## WHAT THIS TASK INVOLVES
Print each line exactly as it is given.

## DATASET ROWS
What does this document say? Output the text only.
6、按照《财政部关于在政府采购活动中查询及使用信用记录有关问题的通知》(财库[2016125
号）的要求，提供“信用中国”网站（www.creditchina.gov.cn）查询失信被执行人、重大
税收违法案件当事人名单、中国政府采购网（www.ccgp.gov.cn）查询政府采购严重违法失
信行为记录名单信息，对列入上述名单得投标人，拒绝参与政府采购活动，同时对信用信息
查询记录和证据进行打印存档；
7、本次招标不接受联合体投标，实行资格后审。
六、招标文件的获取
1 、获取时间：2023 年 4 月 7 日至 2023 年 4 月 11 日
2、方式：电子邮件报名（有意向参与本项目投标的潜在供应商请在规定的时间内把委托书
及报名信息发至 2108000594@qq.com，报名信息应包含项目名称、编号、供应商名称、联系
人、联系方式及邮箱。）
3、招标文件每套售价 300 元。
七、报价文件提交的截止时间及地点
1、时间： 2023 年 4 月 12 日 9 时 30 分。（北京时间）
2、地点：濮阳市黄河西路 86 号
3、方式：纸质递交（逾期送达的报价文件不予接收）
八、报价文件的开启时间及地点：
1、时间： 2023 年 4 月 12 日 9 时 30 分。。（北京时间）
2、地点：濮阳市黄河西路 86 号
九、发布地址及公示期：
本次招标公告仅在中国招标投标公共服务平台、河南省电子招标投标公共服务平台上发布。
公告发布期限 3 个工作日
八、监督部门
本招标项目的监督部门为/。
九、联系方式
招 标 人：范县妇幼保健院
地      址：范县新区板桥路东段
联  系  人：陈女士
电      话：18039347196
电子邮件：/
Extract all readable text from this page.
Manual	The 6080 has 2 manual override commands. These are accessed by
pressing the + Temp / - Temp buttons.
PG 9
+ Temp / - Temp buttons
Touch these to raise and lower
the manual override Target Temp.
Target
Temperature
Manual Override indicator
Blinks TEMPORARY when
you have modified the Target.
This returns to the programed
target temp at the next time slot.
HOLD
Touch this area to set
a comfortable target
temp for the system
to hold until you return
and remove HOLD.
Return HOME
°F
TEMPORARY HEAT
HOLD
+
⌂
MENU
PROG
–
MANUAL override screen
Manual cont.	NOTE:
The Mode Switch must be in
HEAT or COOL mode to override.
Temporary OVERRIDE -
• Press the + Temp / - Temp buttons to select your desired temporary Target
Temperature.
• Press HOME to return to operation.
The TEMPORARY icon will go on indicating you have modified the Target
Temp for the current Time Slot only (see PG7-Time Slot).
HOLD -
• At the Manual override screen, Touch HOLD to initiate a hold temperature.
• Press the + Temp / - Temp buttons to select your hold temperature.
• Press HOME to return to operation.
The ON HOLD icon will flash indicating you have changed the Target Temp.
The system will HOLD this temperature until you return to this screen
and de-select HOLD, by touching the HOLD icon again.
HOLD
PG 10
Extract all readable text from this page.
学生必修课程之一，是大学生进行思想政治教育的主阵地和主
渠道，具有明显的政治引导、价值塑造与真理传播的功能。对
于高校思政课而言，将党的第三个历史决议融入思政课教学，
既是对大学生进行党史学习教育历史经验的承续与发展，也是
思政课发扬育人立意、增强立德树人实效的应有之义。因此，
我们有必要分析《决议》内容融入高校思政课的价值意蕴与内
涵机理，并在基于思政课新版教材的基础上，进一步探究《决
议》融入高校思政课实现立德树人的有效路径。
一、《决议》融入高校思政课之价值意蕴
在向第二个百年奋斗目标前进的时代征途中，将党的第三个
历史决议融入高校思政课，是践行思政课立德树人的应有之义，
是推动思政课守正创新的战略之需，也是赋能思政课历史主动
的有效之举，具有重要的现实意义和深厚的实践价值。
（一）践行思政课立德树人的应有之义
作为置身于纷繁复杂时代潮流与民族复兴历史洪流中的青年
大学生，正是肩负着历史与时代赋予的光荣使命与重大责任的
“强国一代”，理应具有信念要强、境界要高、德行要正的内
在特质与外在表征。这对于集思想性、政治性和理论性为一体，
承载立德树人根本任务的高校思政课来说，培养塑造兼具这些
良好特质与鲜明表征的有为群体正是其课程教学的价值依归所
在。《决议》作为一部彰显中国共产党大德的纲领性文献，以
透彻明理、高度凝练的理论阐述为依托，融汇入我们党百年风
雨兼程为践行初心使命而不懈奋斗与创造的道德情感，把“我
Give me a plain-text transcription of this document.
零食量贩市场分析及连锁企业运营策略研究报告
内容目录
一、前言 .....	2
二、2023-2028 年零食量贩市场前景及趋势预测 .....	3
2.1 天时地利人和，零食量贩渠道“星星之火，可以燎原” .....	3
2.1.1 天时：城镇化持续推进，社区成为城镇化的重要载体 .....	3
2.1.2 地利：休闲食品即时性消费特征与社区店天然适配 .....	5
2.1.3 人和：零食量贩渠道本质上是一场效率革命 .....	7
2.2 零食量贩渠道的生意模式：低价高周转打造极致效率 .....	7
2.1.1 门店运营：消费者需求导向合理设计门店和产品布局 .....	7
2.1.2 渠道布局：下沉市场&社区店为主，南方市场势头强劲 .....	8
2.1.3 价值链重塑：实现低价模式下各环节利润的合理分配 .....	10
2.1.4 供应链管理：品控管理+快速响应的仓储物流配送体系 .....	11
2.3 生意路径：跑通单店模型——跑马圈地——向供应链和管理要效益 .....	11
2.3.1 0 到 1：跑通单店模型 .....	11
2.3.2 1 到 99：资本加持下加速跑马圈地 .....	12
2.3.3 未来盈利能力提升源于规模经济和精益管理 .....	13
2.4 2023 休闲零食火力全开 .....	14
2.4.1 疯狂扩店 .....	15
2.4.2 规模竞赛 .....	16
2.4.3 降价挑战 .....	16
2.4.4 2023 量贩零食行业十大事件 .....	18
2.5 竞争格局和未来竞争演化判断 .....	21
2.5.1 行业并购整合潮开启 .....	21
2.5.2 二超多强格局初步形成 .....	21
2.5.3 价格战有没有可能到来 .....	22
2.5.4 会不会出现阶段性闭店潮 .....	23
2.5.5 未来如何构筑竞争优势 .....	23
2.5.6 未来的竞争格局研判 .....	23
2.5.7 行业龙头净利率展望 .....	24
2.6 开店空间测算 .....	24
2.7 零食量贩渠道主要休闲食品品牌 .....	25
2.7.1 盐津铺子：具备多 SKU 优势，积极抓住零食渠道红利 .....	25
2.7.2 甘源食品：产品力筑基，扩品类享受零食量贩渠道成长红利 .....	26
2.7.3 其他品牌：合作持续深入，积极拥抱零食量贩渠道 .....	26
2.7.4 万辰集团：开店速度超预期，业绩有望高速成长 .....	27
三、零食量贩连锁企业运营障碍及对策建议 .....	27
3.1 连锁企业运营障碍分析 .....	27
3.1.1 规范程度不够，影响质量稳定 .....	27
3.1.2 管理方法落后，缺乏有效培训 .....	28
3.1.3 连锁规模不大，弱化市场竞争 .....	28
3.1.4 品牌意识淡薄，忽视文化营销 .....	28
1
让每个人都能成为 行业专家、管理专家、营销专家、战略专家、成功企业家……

## FINISHED TASK
What does this document say? Output the text only.
6、按照《财政部关于在政府采购活动中查询及使用信用记录有关问题的通知》(财库[2016125
号）的要求，提供“信用中国”网站（www.creditchina.gov.cn）查询失信被执行人、重大
税收违法案件当事人名单、中国政府采购网（www.ccgp.gov.cn）查询政府采购严重违法失
信行为记录名单信息，对列入上述名单得投标人，拒绝参与政府采购活动，同时对信用信息
查询记录和证据进行打印存档；
7、本次招标不接受联合体投标，实行资格后审。
六、招标文件的获取
1 、获取时间：2023 年 4 月 7 日至 2023 年 4 月 11 日
2、方式：电子邮件报名（有意向参与本项目投标的潜在供应商请在规定的时间内把委托书
及报名信息发至 2108000594@qq.com，报名信息应包含项目名称、编号、供应商名称、联系
人、联系方式及邮箱。）
3、招标文件每套售价 300 元。
七、报价文件提交的截止时间及地点
1、时间： 2023 年 4 月 12 日 9 时 30 分。（北京时间）
2、地点：濮阳市黄河西路 86 号
3、方式：纸质递交（逾期送达的报价文件不予接收）
八、报价文件的开启时间及地点：
1、时间： 2023 年 4 月 12 日 9 时 30 分。。（北京时间）
2、地点：濮阳市黄河西路 86 号
九、发布地址及公示期：
本次招标公告仅在中国招标投标公共服务平台、河南省电子招标投标公共服务平台上发布。
公告发布期限 3 个工作日
八、监督部门
本招标项目的监督部门为/。
九、联系方式
招 标 人：范县妇幼保健院
地      址：范县新区板桥路东段
联  系  人：陈女士
电      话：18039347196
电子邮件：/
Extract all readable text from this page.
Manual	The 6080 has 2 manual override commands. These are accessed by
pressing the + Temp / - Temp buttons.
PG 9
+ Temp / - Temp buttons
Touch these to raise and lower
the manual override Target Temp.
Target
Temperature
Manual Override indicator
Blinks TEMPORARY when
you have modified the Target.
This returns to the programed
target temp at the next time slot.
HOLD
Touch this area to set
a comfortable target
temp for the system
to hold until you return
and remove HOLD.
Return HOME
°F
TEMPORARY HEAT
HOLD
+
⌂
MENU
PROG
–
MANUAL override screen
Manual cont.	NOTE:
The Mode Switch must be in
HEAT or COOL mode to override.
Temporary OVERRIDE -
• Press the + Temp / - Temp buttons to select your desired temporary Target
Temperature.
• Press HOME to return to operation.
The TEMPORARY icon will go on indicating you have modified the Target
Temp for the current Time Slot only (see PG7-Time Slot).
HOLD -
• At the Manual override screen, Touch HOLD to initiate a hold temperature.
• Press the + Temp / - Temp buttons to select your hold temperature.
• Press HOME to return to operation.
The ON HOLD icon will flash indicating you have changed the Target Temp.
The system will HOLD this temperature until you return to this screen
and de-select HOLD, by touching the HOLD icon again.
HOLD
PG 10
Extract all readable text from this page.
学生必修课程之一，是大学生进行思想政治教育的主阵地和主
渠道，具有明显的政治引导、价值塑造与真理传播的功能。对
于高校思政课而言，将党的第三个历史决议融入思政课教学，
既是对大学生进行党史学习教育历史经验的承续与发展，也是
思政课发扬育人立意、增强立德树人实效的应有之义。因此，
我们有必要分析《决议》内容融入高校思政课的价值意蕴与内
涵机理，并在基于思政课新版教材的基础上，进一步探究《决
议》融入高校思政课实现立德树人的有效路径。
一、《决议》融入高校思政课之价值意蕴
在向第二个百年奋斗目标前进的时代征途中，将党的第三个
历史决议融入高校思政课，是践行思政课立德树人的应有之义，
是推动思政课守正创新的战略之需，也是赋能思政课历史主动
的有效之举，具有重要的现实意义和深厚的实践价值。
（一）践行思政课立德树人的应有之义
作为置身于纷繁复杂时代潮流与民族复兴历史洪流中的青年
大学生，正是肩负着历史与时代赋予的光荣使命与重大责任的
“强国一代”，理应具有信念要强、境界要高、德行要正的内
在特质与外在表征。这对于集思想性、政治性和理论性为一体，
承载立德树人根本任务的高校思政课来说，培养塑造兼具这些
良好特质与鲜明表征的有为群体正是其课程教学的价值依归所
在。《决议》作为一部彰显中国共产党大德的纲领性文献，以
透彻明理、高度凝练的理论阐述为依托，融汇入我们党百年风
雨兼程为践行初心使命而不懈奋斗与创造的道德情感，把“我
Give me a plain-text transcription of this document.
零食量贩市场分析及连锁企业运营策略研究报告
内容目录
一、前言 .....	2
二、2023-2028 年零食量贩市场前景及趋势预测 .....	3
2.1 天时地利人和，零食量贩渠道“星星之火，可以燎原” .....	3
2.1.1 天时：城镇化持续推进，社区成为城镇化的重要载体 .....	3
2.1.2 地利：休闲食品即时性消费特征与社区店天然适配 .....	5
2.1.3 人和：零食量贩渠道本质上是一场效率革命 .....	7
2.2 零食量贩渠道的生意模式：低价高周转打造极致效率 .....	7
2.1.1 门店运营：消费者需求导向合理设计门店和产品布局 .....	7
2.1.2 渠道布局：下沉市场&社区店为主，南方市场势头强劲 .....	8
2.1.3 价值链重塑：实现低价模式下各环节利润的合理分配 .....	10
2.1.4 供应链管理：品控管理+快速响应的仓储物流配送体系 .....	11
2.3 生意路径：跑通单店模型——跑马圈地——向供应链和管理要效益 .....	11
2.3.1 0 到 1：跑通单店模型 .....	11
2.3.2 1 到 99：资本加持下加速跑马圈地 .....	12
2.3.3 未来盈利能力提升源于规模经济和精益管理 .....	13
2.4 2023 休闲零食火力全开 .....	14
2.4.1 疯狂扩店 .....	15
2.4.2 规模竞赛 .....	16
2.4.3 降价挑战 .....	16
2.4.4 2023 量贩零食行业十大事件 .....	18
2.5 竞争格局和未来竞争演化判断 .....	21
2.5.1 行业并购整合潮开启 .....	21
2.5.2 二超多强格局初步形成 .....	21
2.5.3 价格战有没有可能到来 .....	22
2.5.4 会不会出现阶段性闭店潮 .....	23
2.5.5 未来如何构筑竞争优势 .....	23
2.5.6 未来的竞争格局研判 .....	23
2.5.7 行业龙头净利率展望 .....	24
2.6 开店空间测算 .....	24
2.7 零食量贩渠道主要休闲食品品牌 .....	25
2.7.1 盐津铺子：具备多 SKU 优势，积极抓住零食渠道红利 .....	25
2.7.2 甘源食品：产品力筑基，扩品类享受零食量贩渠道成长红利 .....	26
2.7.3 其他品牌：合作持续深入，积极拥抱零食量贩渠道 .....	26
2.7.4 万辰集团：开店速度超预期，业绩有望高速成长 .....	27
三、零食量贩连锁企业运营障碍及对策建议 .....	27
3.1 连锁企业运营障碍分析 .....	27
3.1.1 规范程度不够，影响质量稳定 .....	27
3.1.2 管理方法落后，缺乏有效培训 .....	28
3.1.3 连锁规模不大，弱化市场竞争 .....	28
3.1.4 品牌意识淡薄，忽视文化营销 .....	28
1
让每个人都能成为 行业专家、管理专家、营销专家、战略专家、成功企业家……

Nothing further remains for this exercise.